#### Exercise objective:
Retype the whole listing verbatim and keep the pictures out of it.

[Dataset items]

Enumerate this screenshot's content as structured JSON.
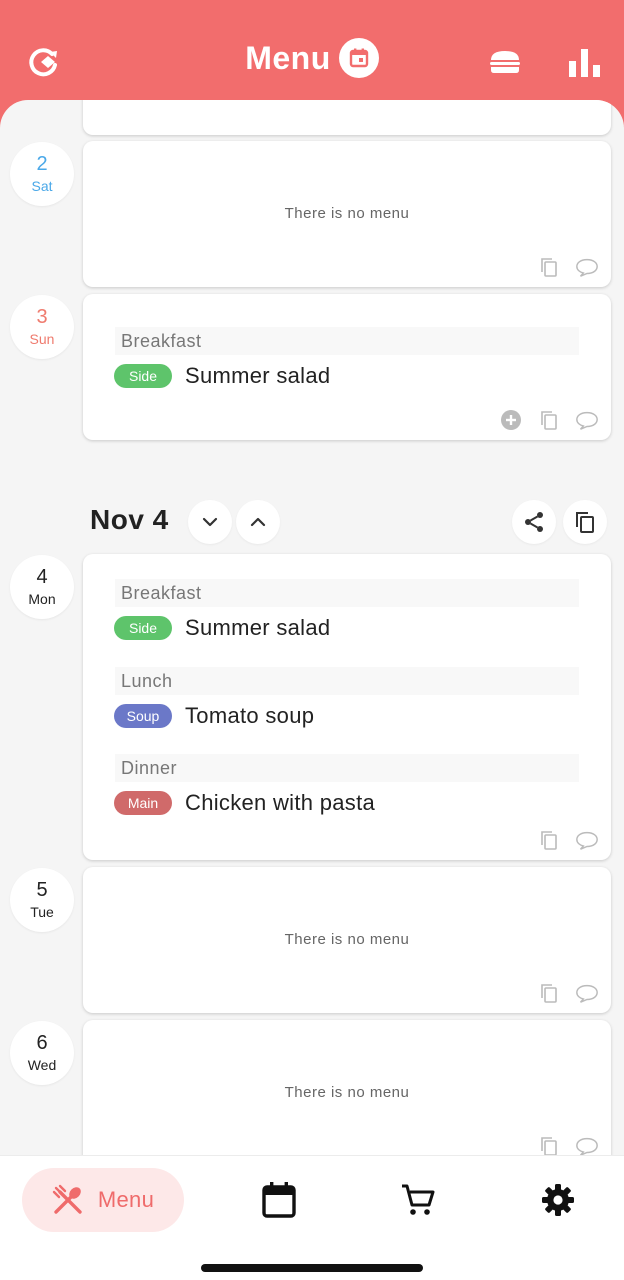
{
  "header": {
    "title": "Menu",
    "icons": {
      "left": "refresh-diamond-icon",
      "title": "calendar-badge-icon",
      "burger": "burger-icon",
      "stats": "bar-chart-icon"
    }
  },
  "days": [
    {
      "num": "2",
      "weekday": "Sat",
      "empty_text": "There is no menu"
    },
    {
      "num": "3",
      "weekday": "Sun",
      "meals": [
        {
          "label": "Breakfast",
          "tag": "Side",
          "dish": "Summer salad"
        }
      ]
    },
    {
      "num": "4",
      "weekday": "Mon",
      "meals": [
        {
          "label": "Breakfast",
          "tag": "Side",
          "dish": "Summer salad"
        },
        {
          "label": "Lunch",
          "tag": "Soup",
          "dish": "Tomato soup"
        },
        {
          "label": "Dinner",
          "tag": "Main",
          "dish": "Chicken with pasta"
        }
      ]
    },
    {
      "num": "5",
      "weekday": "Tue",
      "empty_text": "There is no menu"
    },
    {
      "num": "6",
      "weekday": "Wed",
      "empty_text": "There is no menu"
    }
  ],
  "week": {
    "title": "Nov 4"
  },
  "bottom_nav": {
    "active_label": "Menu"
  },
  "colors": {
    "brand": "#f26d6d",
    "saturday": "#4aa8e8",
    "sunday": "#ef7b6e",
    "tag_side": "#5ec46b",
    "tag_soup": "#6b78c8",
    "tag_main": "#d06a6a"
  }
}
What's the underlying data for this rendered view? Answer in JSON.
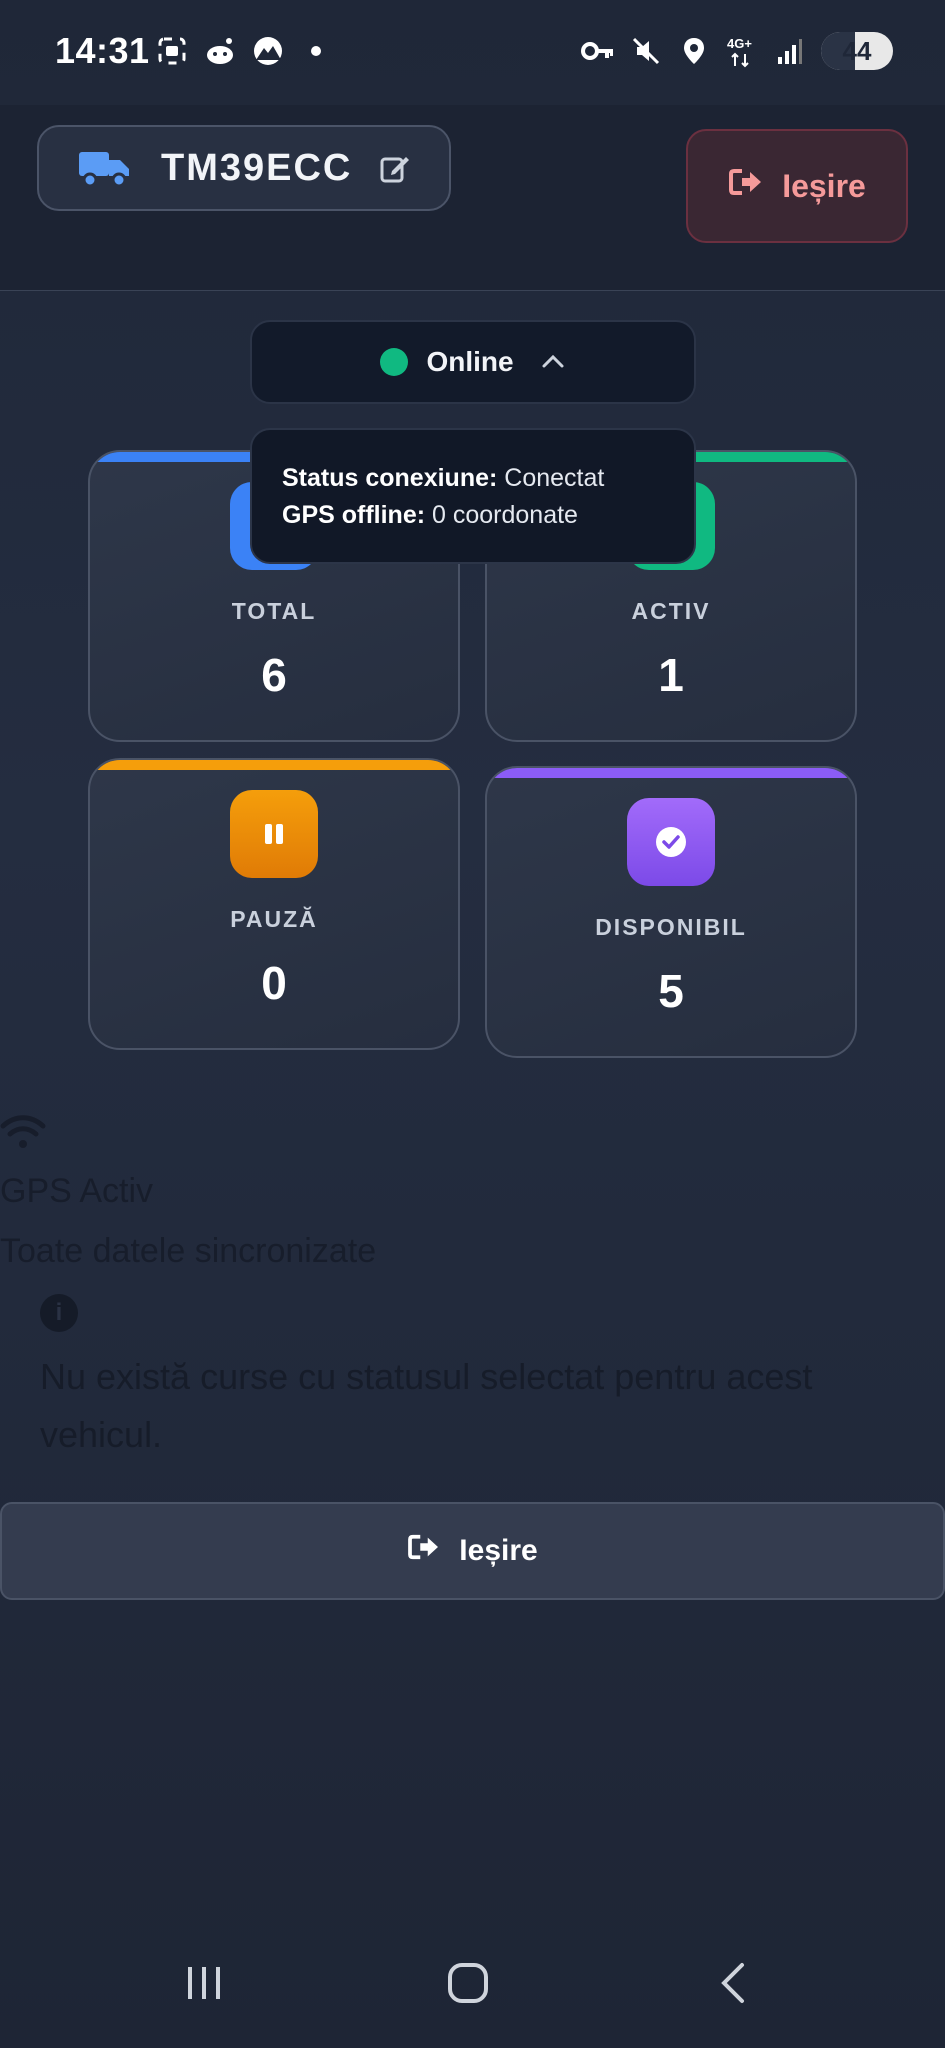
{
  "status_bar": {
    "time": "14:31",
    "network": "4G+",
    "battery": "44",
    "icons_left": [
      "screenshot-icon",
      "reddit-icon",
      "mountain-icon",
      "dot-icon"
    ],
    "icons_right": [
      "vpn-key-icon",
      "mute-icon",
      "location-icon",
      "network-icon",
      "signal-icon",
      "battery-icon"
    ]
  },
  "header": {
    "vehicle_plate": "TM39ECC",
    "exit_label": "Ieșire",
    "icons": {
      "vehicle": "truck-icon",
      "edit": "edit-icon",
      "exit": "sign-out-icon"
    }
  },
  "connection": {
    "status": "Online",
    "status_color": "#10b981",
    "tooltip": {
      "status_label": "Status conexiune:",
      "status_value": "Conectat",
      "gps_label": "GPS offline:",
      "gps_value": "0 coordonate"
    }
  },
  "stats": {
    "total": {
      "label": "TOTAL",
      "value": "6",
      "color": "#3b82f6"
    },
    "activ": {
      "label": "ACTIV",
      "value": "1",
      "color": "#10b981"
    },
    "pauza": {
      "label": "PAUZĂ",
      "value": "0",
      "color": "#f59e0b",
      "icon": "pause-icon"
    },
    "disponibil": {
      "label": "DISPONIBIL",
      "value": "5",
      "color": "#8b5cf6",
      "icon": "check-circle-icon"
    }
  },
  "gps_panel": {
    "gps_status": "GPS Activ",
    "sync_status": "Toate datele sincronizate",
    "empty_message": "Nu există curse cu statusul selectat pentru acest vehicul."
  },
  "footer": {
    "exit_label": "Ieșire"
  }
}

#### Result:
Enumerate this screenshot's content as structured JSON.
{
  "header": {
    "title": "Menu",
    "icons": {
      "left": "refresh-diamond-icon",
      "title": "calendar-badge-icon",
      "burger": "burger-icon",
      "stats": "bar-chart-icon"
    }
  },
  "days": [
    {
      "num": "2",
      "weekday": "Sat",
      "empty_text": "There is no menu"
    },
    {
      "num": "3",
      "weekday": "Sun",
      "meals": [
        {
          "label": "Breakfast",
          "tag": "Side",
          "dish": "Summer salad"
        }
      ]
    },
    {
      "num": "4",
      "weekday": "Mon",
      "meals": [
        {
          "label": "Breakfast",
          "tag": "Side",
          "dish": "Summer salad"
        },
        {
          "label": "Lunch",
          "tag": "Soup",
          "dish": "Tomato soup"
        },
        {
          "label": "Dinner",
          "tag": "Main",
          "dish": "Chicken with pasta"
        }
      ]
    },
    {
      "num": "5",
      "weekday": "Tue",
      "empty_text": "There is no menu"
    },
    {
      "num": "6",
      "weekday": "Wed",
      "empty_text": "There is no menu"
    }
  ],
  "week": {
    "title": "Nov 4"
  },
  "bottom_nav": {
    "active_label": "Menu"
  },
  "colors": {
    "brand": "#f26d6d",
    "saturday": "#4aa8e8",
    "sunday": "#ef7b6e",
    "tag_side": "#5ec46b",
    "tag_soup": "#6b78c8",
    "tag_main": "#d06a6a"
  }
}
What's the underlying data for this rendered view? Answer in JSON.
{
  "status_bar": {
    "time": "14:31",
    "network": "4G+",
    "battery": "44",
    "icons_left": [
      "screenshot-icon",
      "reddit-icon",
      "mountain-icon",
      "dot-icon"
    ],
    "icons_right": [
      "vpn-key-icon",
      "mute-icon",
      "location-icon",
      "network-icon",
      "signal-icon",
      "battery-icon"
    ]
  },
  "header": {
    "vehicle_plate": "TM39ECC",
    "exit_label": "Ieșire",
    "icons": {
      "vehicle": "truck-icon",
      "edit": "edit-icon",
      "exit": "sign-out-icon"
    }
  },
  "connection": {
    "status": "Online",
    "status_color": "#10b981",
    "tooltip": {
      "status_label": "Status conexiune:",
      "status_value": "Conectat",
      "gps_label": "GPS offline:",
      "gps_value": "0 coordonate"
    }
  },
  "stats": {
    "total": {
      "label": "TOTAL",
      "value": "6",
      "color": "#3b82f6"
    },
    "activ": {
      "label": "ACTIV",
      "value": "1",
      "color": "#10b981"
    },
    "pauza": {
      "label": "PAUZĂ",
      "value": "0",
      "color": "#f59e0b",
      "icon": "pause-icon"
    },
    "disponibil": {
      "label": "DISPONIBIL",
      "value": "5",
      "color": "#8b5cf6",
      "icon": "check-circle-icon"
    }
  },
  "gps_panel": {
    "gps_status": "GPS Activ",
    "sync_status": "Toate datele sincronizate",
    "empty_message": "Nu există curse cu statusul selectat pentru acest vehicul."
  },
  "footer": {
    "exit_label": "Ieșire"
  }
}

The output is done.